## [Written task]
Return every line of the items below that contains the string "name".

Spatial layout entries
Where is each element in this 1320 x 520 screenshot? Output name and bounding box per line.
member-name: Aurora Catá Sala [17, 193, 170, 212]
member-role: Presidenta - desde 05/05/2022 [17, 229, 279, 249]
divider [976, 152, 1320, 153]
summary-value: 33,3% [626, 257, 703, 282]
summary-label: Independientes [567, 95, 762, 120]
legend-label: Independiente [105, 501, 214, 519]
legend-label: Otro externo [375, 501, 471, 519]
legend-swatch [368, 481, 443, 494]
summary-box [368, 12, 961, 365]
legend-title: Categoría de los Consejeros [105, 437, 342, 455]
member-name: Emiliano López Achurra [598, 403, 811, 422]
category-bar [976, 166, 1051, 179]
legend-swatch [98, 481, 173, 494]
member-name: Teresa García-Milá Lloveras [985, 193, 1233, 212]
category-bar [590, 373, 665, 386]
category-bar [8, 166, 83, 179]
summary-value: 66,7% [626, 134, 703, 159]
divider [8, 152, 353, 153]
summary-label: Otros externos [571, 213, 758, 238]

## [Exercise solution]
Where is each element in this 1320 x 520 screenshot? Output name and bounding box per line.
member-name: Aurora Catá Sala [17, 193, 170, 212]
member-name: Emiliano López Achurra [598, 403, 811, 422]
member-name: Teresa García-Milá Lloveras [985, 193, 1233, 212]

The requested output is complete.